** Start **

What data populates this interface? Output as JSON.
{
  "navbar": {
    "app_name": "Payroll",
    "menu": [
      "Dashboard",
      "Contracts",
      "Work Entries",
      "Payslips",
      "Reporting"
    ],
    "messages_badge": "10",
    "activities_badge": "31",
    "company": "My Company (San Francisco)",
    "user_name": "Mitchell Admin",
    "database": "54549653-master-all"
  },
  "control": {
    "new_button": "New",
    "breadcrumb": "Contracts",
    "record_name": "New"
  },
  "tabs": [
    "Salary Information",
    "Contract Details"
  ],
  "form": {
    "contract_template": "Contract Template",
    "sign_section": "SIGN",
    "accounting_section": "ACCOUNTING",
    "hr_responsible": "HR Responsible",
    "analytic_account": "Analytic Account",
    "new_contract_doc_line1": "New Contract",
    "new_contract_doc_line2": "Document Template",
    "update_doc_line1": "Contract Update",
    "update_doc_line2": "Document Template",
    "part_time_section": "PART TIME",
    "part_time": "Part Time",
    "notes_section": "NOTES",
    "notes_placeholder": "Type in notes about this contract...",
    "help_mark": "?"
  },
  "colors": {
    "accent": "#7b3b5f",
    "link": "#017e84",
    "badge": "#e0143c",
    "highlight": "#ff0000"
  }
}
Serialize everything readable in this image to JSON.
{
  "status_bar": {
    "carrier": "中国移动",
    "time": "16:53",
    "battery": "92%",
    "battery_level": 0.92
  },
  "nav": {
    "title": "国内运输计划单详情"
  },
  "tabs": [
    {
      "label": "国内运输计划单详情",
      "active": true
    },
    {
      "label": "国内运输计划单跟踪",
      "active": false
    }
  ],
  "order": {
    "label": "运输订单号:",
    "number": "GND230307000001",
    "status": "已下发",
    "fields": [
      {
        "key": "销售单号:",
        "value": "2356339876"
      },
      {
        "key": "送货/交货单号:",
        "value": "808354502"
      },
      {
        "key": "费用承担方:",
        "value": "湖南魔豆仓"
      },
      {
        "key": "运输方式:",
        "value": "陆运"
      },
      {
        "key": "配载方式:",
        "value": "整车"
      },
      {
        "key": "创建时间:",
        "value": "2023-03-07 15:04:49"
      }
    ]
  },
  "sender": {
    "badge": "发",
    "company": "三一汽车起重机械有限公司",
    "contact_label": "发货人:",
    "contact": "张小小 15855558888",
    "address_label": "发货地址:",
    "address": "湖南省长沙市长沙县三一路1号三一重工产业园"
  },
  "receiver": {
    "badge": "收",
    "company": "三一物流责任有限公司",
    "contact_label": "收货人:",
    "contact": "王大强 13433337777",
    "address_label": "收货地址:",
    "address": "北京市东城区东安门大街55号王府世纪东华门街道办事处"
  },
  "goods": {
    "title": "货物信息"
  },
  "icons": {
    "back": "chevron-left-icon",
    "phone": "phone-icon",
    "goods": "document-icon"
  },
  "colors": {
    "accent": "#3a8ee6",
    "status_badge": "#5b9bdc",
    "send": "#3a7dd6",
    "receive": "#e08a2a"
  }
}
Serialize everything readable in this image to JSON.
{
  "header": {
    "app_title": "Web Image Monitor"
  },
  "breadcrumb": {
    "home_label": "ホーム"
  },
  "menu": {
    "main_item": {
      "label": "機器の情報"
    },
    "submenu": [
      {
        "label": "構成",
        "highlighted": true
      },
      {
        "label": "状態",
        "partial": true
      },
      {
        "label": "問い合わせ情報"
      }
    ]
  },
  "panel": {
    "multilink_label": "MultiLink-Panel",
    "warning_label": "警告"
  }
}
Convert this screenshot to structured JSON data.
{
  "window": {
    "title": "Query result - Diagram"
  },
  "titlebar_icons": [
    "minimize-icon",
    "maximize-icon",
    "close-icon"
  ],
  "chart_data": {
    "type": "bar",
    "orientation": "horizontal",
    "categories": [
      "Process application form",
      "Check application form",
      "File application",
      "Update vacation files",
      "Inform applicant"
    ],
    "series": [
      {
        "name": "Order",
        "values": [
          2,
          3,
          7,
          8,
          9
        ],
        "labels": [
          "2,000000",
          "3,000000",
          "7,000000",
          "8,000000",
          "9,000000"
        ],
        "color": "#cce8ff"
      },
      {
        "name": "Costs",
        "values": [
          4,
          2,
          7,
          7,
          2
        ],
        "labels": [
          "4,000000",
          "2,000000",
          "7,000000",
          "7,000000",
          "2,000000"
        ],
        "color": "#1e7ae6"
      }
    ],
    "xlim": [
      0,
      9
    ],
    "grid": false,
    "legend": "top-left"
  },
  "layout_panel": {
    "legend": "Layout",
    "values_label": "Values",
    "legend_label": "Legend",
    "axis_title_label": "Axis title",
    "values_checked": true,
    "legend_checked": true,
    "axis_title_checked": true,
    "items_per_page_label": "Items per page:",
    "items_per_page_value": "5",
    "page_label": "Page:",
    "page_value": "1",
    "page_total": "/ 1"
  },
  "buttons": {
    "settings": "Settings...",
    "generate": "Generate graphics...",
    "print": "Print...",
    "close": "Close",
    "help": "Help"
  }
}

** End **

• Problem:
Extract the data in full. Keep it word for word.

• Right answer:
What data populates this interface? Output as JSON.
{
  "navbar": {
    "app_name": "Payroll",
    "menu": [
      "Dashboard",
      "Contracts",
      "Work Entries",
      "Payslips",
      "Reporting"
    ],
    "messages_badge": "10",
    "activities_badge": "31",
    "company": "My Company (San Francisco)",
    "user_name": "Mitchell Admin",
    "database": "54549653-master-all"
  },
  "control": {
    "new_button": "New",
    "breadcrumb": "Contracts",
    "record_name": "New"
  },
  "tabs": [
    "Salary Information",
    "Contract Details"
  ],
  "form": {
    "contract_template": "Contract Template",
    "sign_section": "SIGN",
    "accounting_section": "ACCOUNTING",
    "hr_responsible": "HR Responsible",
    "analytic_account": "Analytic Account",
    "new_contract_doc_line1": "New Contract",
    "new_contract_doc_line2": "Document Template",
    "update_doc_line1": "Contract Update",
    "update_doc_line2": "Document Template",
    "part_time_section": "PART TIME",
    "part_time": "Part Time",
    "notes_section": "NOTES",
    "notes_placeholder": "Type in notes about this contract...",
    "help_mark": "?"
  },
  "colors": {
    "accent": "#7b3b5f",
    "link": "#017e84",
    "badge": "#e0143c",
    "highlight": "#ff0000"
  }
}
Serialize everything readable in this image to JSON.
{
  "status_bar": {
    "carrier": "中国移动",
    "time": "16:53",
    "battery": "92%",
    "battery_level": 0.92
  },
  "nav": {
    "title": "国内运输计划单详情"
  },
  "tabs": [
    {
      "label": "国内运输计划单详情",
      "active": true
    },
    {
      "label": "国内运输计划单跟踪",
      "active": false
    }
  ],
  "order": {
    "label": "运输订单号:",
    "number": "GND230307000001",
    "status": "已下发",
    "fields": [
      {
        "key": "销售单号:",
        "value": "2356339876"
      },
      {
        "key": "送货/交货单号:",
        "value": "808354502"
      },
      {
        "key": "费用承担方:",
        "value": "湖南魔豆仓"
      },
      {
        "key": "运输方式:",
        "value": "陆运"
      },
      {
        "key": "配载方式:",
        "value": "整车"
      },
      {
        "key": "创建时间:",
        "value": "2023-03-07 15:04:49"
      }
    ]
  },
  "sender": {
    "badge": "发",
    "company": "三一汽车起重机械有限公司",
    "contact_label": "发货人:",
    "contact": "张小小 15855558888",
    "address_label": "发货地址:",
    "address": "湖南省长沙市长沙县三一路1号三一重工产业园"
  },
  "receiver": {
    "badge": "收",
    "company": "三一物流责任有限公司",
    "contact_label": "收货人:",
    "contact": "王大强 13433337777",
    "address_label": "收货地址:",
    "address": "北京市东城区东安门大街55号王府世纪东华门街道办事处"
  },
  "goods": {
    "title": "货物信息"
  },
  "icons": {
    "back": "chevron-left-icon",
    "phone": "phone-icon",
    "goods": "document-icon"
  },
  "colors": {
    "accent": "#3a8ee6",
    "status_badge": "#5b9bdc",
    "send": "#3a7dd6",
    "receive": "#e08a2a"
  }
}
Serialize everything readable in this image to JSON.
{
  "header": {
    "app_title": "Web Image Monitor"
  },
  "breadcrumb": {
    "home_label": "ホーム"
  },
  "menu": {
    "main_item": {
      "label": "機器の情報"
    },
    "submenu": [
      {
        "label": "構成",
        "highlighted": true
      },
      {
        "label": "状態",
        "partial": true
      },
      {
        "label": "問い合わせ情報"
      }
    ]
  },
  "panel": {
    "multilink_label": "MultiLink-Panel",
    "warning_label": "警告"
  }
}
Convert this screenshot to structured JSON data.
{
  "window": {
    "title": "Query result - Diagram"
  },
  "titlebar_icons": [
    "minimize-icon",
    "maximize-icon",
    "close-icon"
  ],
  "chart_data": {
    "type": "bar",
    "orientation": "horizontal",
    "categories": [
      "Process application form",
      "Check application form",
      "File application",
      "Update vacation files",
      "Inform applicant"
    ],
    "series": [
      {
        "name": "Order",
        "values": [
          2,
          3,
          7,
          8,
          9
        ],
        "labels": [
          "2,000000",
          "3,000000",
          "7,000000",
          "8,000000",
          "9,000000"
        ],
        "color": "#cce8ff"
      },
      {
        "name": "Costs",
        "values": [
          4,
          2,
          7,
          7,
          2
        ],
        "labels": [
          "4,000000",
          "2,000000",
          "7,000000",
          "7,000000",
          "2,000000"
        ],
        "color": "#1e7ae6"
      }
    ],
    "xlim": [
      0,
      9
    ],
    "grid": false,
    "legend": "top-left"
  },
  "layout_panel": {
    "legend": "Layout",
    "values_label": "Values",
    "legend_label": "Legend",
    "axis_title_label": "Axis title",
    "values_checked": true,
    "legend_checked": true,
    "axis_title_checked": true,
    "items_per_page_label": "Items per page:",
    "items_per_page_value": "5",
    "page_label": "Page:",
    "page_value": "1",
    "page_total": "/ 1"
  },
  "buttons": {
    "settings": "Settings...",
    "generate": "Generate graphics...",
    "print": "Print...",
    "close": "Close",
    "help": "Help"
  }
}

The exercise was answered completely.